▶ **What the task asks**:
Please retype the data in full and exactly; the pictures are not part of the copy.

▶ **Data entries**:

☆ ☆ ☆ ☆

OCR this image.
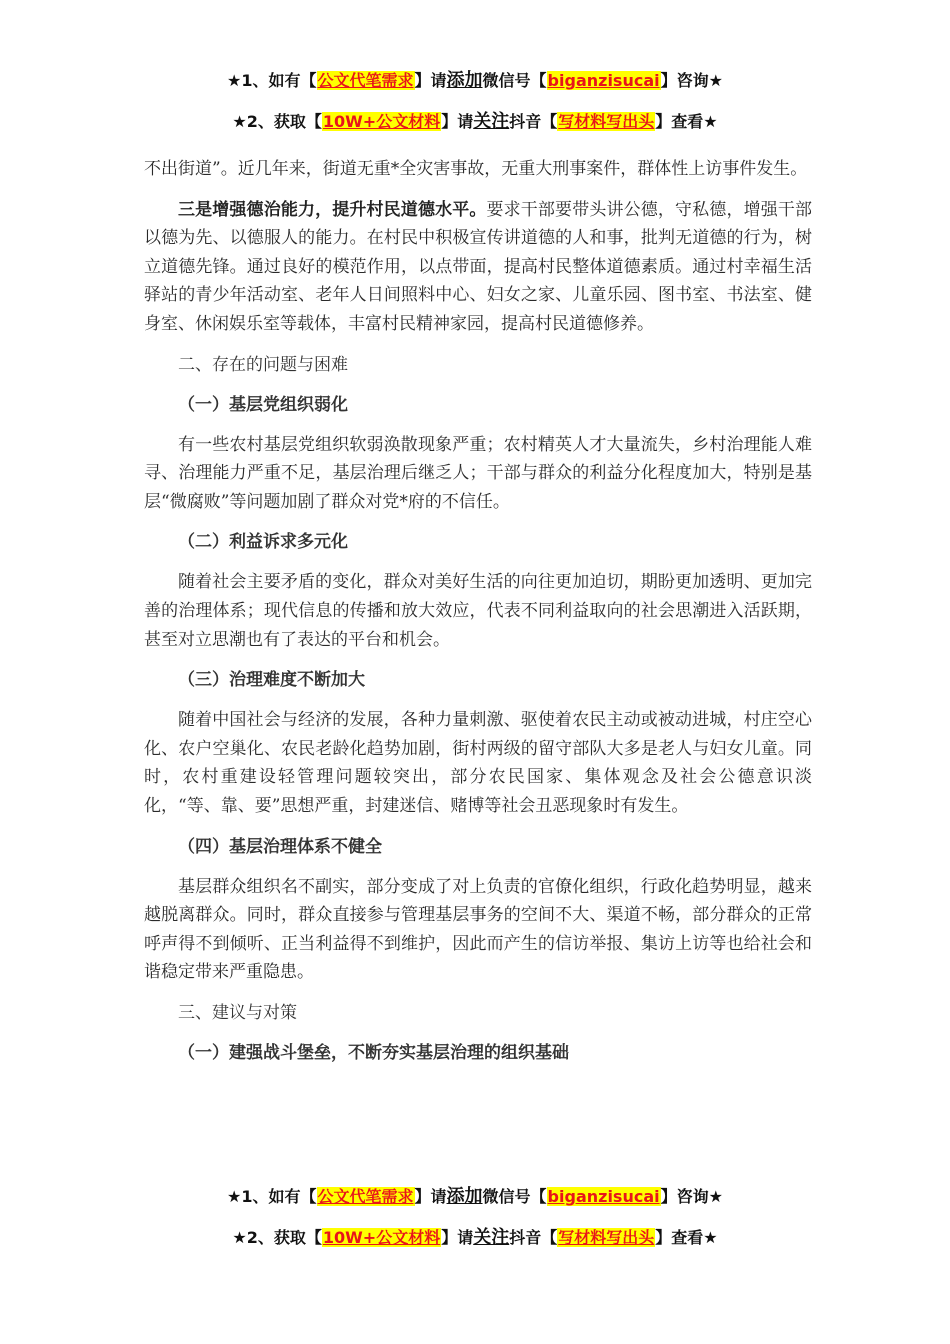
★1、如有【公文代笔需求】请添加微信号【biganzisucai】咨询★
★2、获取【10W+公文材料】请关注抖音【写材料写出头】查看★

不出街道”。近几年来，街道无重*全灾害事故，无重大刑事案件，群体性上访事件发生。

三是增强德治能力，提升村民道德水平。要求干部要带头讲公德，守私德，增强干部以德为先、以德服人的能力。在村民中积极宣传讲道德的人和事，批判无道德的行为，树立道德先锋。通过良好的模范作用，以点带面，提高村民整体道德素质。通过村幸福生活驿站的青少年活动室、老年人日间照料中心、妇女之家、儿童乐园、图书室、书法室、健身室、休闲娱乐室等载体，丰富村民精神家园，提高村民道德修养。

二、存在的问题与困难

（一）基层党组织弱化

有一些农村基层党组织软弱涣散现象严重；农村精英人才大量流失，乡村治理能人难寻、治理能力严重不足，基层治理后继乏人；干部与群众的利益分化程度加大，特别是基层“微腐败”等问题加剧了群众对党*府的不信任。

（二）利益诉求多元化

随着社会主要矛盾的变化，群众对美好生活的向往更加迫切，期盼更加透明、更加完善的治理体系；现代信息的传播和放大效应，代表不同利益取向的社会思潮进入活跃期，甚至对立思潮也有了表达的平台和机会。

（三）治理难度不断加大

随着中国社会与经济的发展，各种力量刺激、驱使着农民主动或被动进城，村庄空心化、农户空巢化、农民老龄化趋势加剧，街村两级的留守部队大多是老人与妇女儿童。同时，农村重建设轻管理问题较突出，部分农民国家、集体观念及社会公德意识淡化，“等、靠、要”思想严重，封建迷信、赌博等社会丑恶现象时有发生。

（四）基层治理体系不健全

基层群众组织名不副实，部分变成了对上负责的官僚化组织，行政化趋势明显，越来越脱离群众。同时，群众直接参与管理基层事务的空间不大、渠道不畅，部分群众的正常呼声得不到倾听、正当利益得不到维护，因此而产生的信访举报、集访上访等也给社会和谐稳定带来严重隐患。

三、建议与对策

（一）建强战斗堡垒，不断夯实基层治理的组织基础

★1、如有【公文代笔需求】请添加微信号【biganzisucai】咨询★
★2、获取【10W+公文材料】请关注抖音【写材料写出头】查看★
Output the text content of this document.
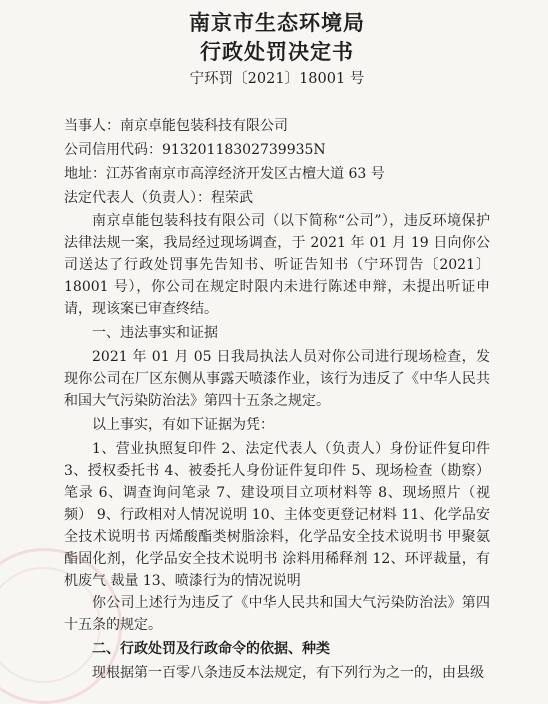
南京市生态环境局
行政处罚决定书
宁环罚〔2021〕18001 号

当事人：南京卓能包装科技有限公司

公司信用代码：9132011830273993​5N

地址：江苏省南京市高淳经济开发区古檀大道 63 号

法定代表人（负责人）：程荣武

南京卓能包装科技有限公司（以下简称“公司”），违反环境保护法律法规一案，我局经过现场调查，于 2021 年 01 月 19 日向你公司送达了行政处罚事先告知书、听证告知书（宁环罚告〔2021〕18001 号），你公司在规定时限内未进行陈述申辩，未提出听证申请，现该案已审查终结。

一、违法事实和证据

2021 年 01 月 05 日我局执法人员对你公司进行现场检查，发现你公司在厂区东侧从事露天喷漆作业，该行为违反了《中华人民共和国大气污染防治法》第四十五条之规定。

以上事实，有如下证据为凭：

1、营业执照复印件 2、法定代表人（负责人）身份证件复印件 3、授权委托书 4、被委托人身份证件复印件 5、现场检查（勘察）笔录 6、调查询问笔录 7、建设项目立项材料等 8、现场照片（视频） 9、行政相对人情况说明 10、主体变更登记材料 11、化学品安全技术说明书 丙烯酸酯类树脂涂料，化学品安全技术说明书 甲聚氨酯固化剂，化学品安全技术说明书 涂料用稀释剂 12、环评裁量，有机废气 裁量 13、喷漆行为的情况说明

你公司上述行为违反了《中华人民共和国大气污染防治法》第四十五条的规定。

二、行政处罚及行政命令的依据、种类

现根据第一百零八条违反本法规定，有下列行为之一的，由县级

☆ ☆ ☆ ☆

▶ **Exercise answer**:
OCR this image.
★1、如有【公文代笔需求】请添加微信号【biganzisucai】咨询★
★2、获取【10W+公文材料】请关注抖音【写材料写出头】查看★

不出街道”。近几年来，街道无重*全灾害事故，无重大刑事案件，群体性上访事件发生。

三是增强德治能力，提升村民道德水平。要求干部要带头讲公德，守私德，增强干部以德为先、以德服人的能力。在村民中积极宣传讲道德的人和事，批判无道德的行为，树立道德先锋。通过良好的模范作用，以点带面，提高村民整体道德素质。通过村幸福生活驿站的青少年活动室、老年人日间照料中心、妇女之家、儿童乐园、图书室、书法室、健身室、休闲娱乐室等载体，丰富村民精神家园，提高村民道德修养。

二、存在的问题与困难

（一）基层党组织弱化

有一些农村基层党组织软弱涣散现象严重；农村精英人才大量流失，乡村治理能人难寻、治理能力严重不足，基层治理后继乏人；干部与群众的利益分化程度加大，特别是基层“微腐败”等问题加剧了群众对党*府的不信任。

（二）利益诉求多元化

随着社会主要矛盾的变化，群众对美好生活的向往更加迫切，期盼更加透明、更加完善的治理体系；现代信息的传播和放大效应，代表不同利益取向的社会思潮进入活跃期，甚至对立思潮也有了表达的平台和机会。

（三）治理难度不断加大

随着中国社会与经济的发展，各种力量刺激、驱使着农民主动或被动进城，村庄空心化、农户空巢化、农民老龄化趋势加剧，街村两级的留守部队大多是老人与妇女儿童。同时，农村重建设轻管理问题较突出，部分农民国家、集体观念及社会公德意识淡化，“等、靠、要”思想严重，封建迷信、赌博等社会丑恶现象时有发生。

（四）基层治理体系不健全

基层群众组织名不副实，部分变成了对上负责的官僚化组织，行政化趋势明显，越来越脱离群众。同时，群众直接参与管理基层事务的空间不大、渠道不畅，部分群众的正常呼声得不到倾听、正当利益得不到维护，因此而产生的信访举报、集访上访等也给社会和谐稳定带来严重隐患。

三、建议与对策

（一）建强战斗堡垒，不断夯实基层治理的组织基础

★1、如有【公文代笔需求】请添加微信号【biganzisucai】咨询★
★2、获取【10W+公文材料】请关注抖音【写材料写出头】查看★
Output the text content of this document.
南京市生态环境局
行政处罚决定书
宁环罚〔2021〕18001 号

当事人：南京卓能包装科技有限公司

公司信用代码：9132011830273993​5N

地址：江苏省南京市高淳经济开发区古檀大道 63 号

法定代表人（负责人）：程荣武

南京卓能包装科技有限公司（以下简称“公司”），违反环境保护法律法规一案，我局经过现场调查，于 2021 年 01 月 19 日向你公司送达了行政处罚事先告知书、听证告知书（宁环罚告〔2021〕18001 号），你公司在规定时限内未进行陈述申辩，未提出听证申请，现该案已审查终结。

一、违法事实和证据

2021 年 01 月 05 日我局执法人员对你公司进行现场检查，发现你公司在厂区东侧从事露天喷漆作业，该行为违反了《中华人民共和国大气污染防治法》第四十五条之规定。

以上事实，有如下证据为凭：

1、营业执照复印件 2、法定代表人（负责人）身份证件复印件 3、授权委托书 4、被委托人身份证件复印件 5、现场检查（勘察）笔录 6、调查询问笔录 7、建设项目立项材料等 8、现场照片（视频） 9、行政相对人情况说明 10、主体变更登记材料 11、化学品安全技术说明书 丙烯酸酯类树脂涂料，化学品安全技术说明书 甲聚氨酯固化剂，化学品安全技术说明书 涂料用稀释剂 12、环评裁量，有机废气 裁量 13、喷漆行为的情况说明

你公司上述行为违反了《中华人民共和国大气污染防治法》第四十五条的规定。

二、行政处罚及行政命令的依据、种类

现根据第一百零八条违反本法规定，有下列行为之一的，由县级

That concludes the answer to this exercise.